Locate the string "median" in the listing below. Copy every line where it is found.
------ Dataset ------
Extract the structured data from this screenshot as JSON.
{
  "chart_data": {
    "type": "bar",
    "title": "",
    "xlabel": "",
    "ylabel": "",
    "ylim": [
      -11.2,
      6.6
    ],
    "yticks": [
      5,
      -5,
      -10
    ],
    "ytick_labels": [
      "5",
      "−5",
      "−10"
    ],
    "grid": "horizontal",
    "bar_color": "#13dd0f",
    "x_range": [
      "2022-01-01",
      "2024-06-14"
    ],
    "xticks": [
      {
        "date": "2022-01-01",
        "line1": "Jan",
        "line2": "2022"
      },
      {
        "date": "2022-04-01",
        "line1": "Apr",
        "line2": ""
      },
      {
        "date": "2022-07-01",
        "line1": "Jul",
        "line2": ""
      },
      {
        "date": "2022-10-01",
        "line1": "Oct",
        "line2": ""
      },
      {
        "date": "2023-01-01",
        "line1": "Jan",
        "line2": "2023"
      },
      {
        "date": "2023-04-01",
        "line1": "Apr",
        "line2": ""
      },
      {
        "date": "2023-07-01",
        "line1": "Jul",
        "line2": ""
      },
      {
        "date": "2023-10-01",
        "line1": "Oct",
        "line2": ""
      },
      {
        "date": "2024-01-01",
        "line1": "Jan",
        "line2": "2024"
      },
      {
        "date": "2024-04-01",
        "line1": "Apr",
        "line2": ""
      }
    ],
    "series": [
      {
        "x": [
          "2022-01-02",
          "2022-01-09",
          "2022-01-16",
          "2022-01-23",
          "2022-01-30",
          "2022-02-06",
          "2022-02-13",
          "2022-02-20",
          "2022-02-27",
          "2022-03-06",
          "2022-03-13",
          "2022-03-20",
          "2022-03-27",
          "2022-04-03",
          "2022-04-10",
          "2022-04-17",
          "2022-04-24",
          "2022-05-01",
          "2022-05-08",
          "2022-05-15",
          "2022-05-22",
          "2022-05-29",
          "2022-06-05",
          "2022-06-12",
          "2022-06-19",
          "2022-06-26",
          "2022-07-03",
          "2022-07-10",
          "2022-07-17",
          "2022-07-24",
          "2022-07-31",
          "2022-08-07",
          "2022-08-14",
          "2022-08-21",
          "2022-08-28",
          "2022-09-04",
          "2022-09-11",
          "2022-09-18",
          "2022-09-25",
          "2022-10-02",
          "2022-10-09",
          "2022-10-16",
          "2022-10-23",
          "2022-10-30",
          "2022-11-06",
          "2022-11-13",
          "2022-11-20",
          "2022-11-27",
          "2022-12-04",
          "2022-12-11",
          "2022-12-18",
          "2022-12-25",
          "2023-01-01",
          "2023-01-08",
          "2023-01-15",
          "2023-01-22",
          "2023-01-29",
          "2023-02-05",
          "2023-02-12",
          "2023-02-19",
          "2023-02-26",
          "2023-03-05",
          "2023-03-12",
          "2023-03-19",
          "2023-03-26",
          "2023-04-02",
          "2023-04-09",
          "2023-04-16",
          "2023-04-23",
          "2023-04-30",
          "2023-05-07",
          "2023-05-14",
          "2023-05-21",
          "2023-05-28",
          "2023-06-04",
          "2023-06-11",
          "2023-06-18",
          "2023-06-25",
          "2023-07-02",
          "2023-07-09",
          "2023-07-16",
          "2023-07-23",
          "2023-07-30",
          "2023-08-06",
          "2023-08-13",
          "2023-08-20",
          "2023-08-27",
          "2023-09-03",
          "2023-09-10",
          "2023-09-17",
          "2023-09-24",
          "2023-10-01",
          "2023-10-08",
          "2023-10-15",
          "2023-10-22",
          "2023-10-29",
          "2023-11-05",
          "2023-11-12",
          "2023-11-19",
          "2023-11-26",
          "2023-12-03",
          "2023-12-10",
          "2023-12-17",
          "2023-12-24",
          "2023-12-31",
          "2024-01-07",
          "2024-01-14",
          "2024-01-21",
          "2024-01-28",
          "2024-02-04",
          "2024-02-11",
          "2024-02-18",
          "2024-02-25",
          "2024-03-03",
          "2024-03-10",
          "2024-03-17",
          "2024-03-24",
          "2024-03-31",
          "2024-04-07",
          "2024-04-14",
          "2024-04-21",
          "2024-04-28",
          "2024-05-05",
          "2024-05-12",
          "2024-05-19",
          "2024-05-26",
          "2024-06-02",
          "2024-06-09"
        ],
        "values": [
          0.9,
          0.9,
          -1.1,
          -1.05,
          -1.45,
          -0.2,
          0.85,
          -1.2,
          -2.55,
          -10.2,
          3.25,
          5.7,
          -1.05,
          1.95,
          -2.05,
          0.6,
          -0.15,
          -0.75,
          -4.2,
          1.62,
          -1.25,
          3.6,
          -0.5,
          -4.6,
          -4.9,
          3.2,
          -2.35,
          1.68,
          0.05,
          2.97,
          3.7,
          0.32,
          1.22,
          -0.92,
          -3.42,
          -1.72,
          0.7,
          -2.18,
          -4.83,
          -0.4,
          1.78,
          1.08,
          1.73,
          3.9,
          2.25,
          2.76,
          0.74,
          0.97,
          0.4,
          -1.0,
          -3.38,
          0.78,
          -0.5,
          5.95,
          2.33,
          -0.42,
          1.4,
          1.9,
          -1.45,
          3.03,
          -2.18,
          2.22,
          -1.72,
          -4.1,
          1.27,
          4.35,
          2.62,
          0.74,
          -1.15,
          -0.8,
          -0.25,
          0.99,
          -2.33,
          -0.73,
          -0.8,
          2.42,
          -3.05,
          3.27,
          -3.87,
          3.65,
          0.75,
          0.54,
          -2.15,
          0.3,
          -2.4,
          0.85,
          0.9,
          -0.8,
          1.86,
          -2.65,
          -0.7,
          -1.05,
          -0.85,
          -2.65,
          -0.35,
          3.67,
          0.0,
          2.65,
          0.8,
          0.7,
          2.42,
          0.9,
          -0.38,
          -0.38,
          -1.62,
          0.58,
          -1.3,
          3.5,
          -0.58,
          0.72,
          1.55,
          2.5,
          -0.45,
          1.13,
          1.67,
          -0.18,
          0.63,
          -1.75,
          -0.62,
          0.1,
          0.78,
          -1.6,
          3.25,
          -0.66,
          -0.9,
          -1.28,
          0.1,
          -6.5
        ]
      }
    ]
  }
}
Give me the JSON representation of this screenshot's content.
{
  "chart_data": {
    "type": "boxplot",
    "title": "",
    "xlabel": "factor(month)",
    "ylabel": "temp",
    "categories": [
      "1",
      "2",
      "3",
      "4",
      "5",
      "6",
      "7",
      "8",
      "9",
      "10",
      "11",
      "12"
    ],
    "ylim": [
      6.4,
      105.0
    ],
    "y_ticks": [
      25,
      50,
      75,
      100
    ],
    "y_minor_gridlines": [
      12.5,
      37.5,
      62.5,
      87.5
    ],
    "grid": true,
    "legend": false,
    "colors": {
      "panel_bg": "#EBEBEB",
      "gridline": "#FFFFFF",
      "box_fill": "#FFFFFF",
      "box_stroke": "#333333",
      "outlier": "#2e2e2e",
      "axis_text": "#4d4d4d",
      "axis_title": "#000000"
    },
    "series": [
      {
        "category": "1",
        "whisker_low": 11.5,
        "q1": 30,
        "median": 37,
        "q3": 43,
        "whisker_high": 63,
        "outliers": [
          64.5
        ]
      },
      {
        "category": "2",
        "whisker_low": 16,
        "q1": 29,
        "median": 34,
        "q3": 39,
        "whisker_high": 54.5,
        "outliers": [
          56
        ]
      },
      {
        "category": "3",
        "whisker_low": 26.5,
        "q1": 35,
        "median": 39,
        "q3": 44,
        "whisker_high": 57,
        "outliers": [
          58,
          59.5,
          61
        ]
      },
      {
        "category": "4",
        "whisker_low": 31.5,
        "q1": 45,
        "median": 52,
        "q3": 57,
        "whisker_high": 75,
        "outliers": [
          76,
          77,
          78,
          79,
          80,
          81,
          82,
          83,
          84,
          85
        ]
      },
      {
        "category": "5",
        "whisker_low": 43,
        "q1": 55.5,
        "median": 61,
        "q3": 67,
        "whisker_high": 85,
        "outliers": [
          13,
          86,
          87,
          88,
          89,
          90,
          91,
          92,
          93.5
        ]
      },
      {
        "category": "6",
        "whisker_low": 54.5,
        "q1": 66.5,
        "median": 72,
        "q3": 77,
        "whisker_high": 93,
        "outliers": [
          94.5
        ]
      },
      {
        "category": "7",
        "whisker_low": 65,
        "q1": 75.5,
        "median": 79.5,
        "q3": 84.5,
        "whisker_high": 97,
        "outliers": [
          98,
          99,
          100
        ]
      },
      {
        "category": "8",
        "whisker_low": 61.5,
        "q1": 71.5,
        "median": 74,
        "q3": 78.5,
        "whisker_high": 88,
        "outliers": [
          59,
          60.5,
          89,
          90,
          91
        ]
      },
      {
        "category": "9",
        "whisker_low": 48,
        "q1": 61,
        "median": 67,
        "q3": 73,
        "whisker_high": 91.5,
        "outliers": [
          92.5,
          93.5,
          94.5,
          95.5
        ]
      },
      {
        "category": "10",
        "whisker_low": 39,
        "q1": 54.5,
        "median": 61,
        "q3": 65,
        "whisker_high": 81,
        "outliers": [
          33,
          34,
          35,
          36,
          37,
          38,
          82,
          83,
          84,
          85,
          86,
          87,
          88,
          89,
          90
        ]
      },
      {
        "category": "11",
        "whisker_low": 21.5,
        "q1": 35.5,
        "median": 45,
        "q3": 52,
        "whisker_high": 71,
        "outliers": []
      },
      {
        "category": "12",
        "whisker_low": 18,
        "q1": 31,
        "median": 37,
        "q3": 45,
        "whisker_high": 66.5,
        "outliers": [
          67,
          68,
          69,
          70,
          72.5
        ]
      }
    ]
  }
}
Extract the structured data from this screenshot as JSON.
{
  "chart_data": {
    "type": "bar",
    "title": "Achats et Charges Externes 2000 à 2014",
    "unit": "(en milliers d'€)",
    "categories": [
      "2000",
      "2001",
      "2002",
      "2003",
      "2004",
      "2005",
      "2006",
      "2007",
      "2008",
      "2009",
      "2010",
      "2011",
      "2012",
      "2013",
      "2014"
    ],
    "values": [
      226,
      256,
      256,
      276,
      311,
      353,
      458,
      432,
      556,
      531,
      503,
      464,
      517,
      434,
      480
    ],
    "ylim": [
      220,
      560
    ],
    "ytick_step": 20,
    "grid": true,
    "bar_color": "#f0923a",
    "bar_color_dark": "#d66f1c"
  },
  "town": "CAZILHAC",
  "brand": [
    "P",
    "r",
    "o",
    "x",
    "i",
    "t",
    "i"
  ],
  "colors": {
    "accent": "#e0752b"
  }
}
------
■ **Written reply**:
        "median": 37,
        "median": 34,
        "median": 39,
        "median": 52,
        "median": 61,
        "median": 72,
        "median": 79.5,
        "median": 74,
        "median": 67,
        "median": 61,
        "median": 45,
        "median": 37,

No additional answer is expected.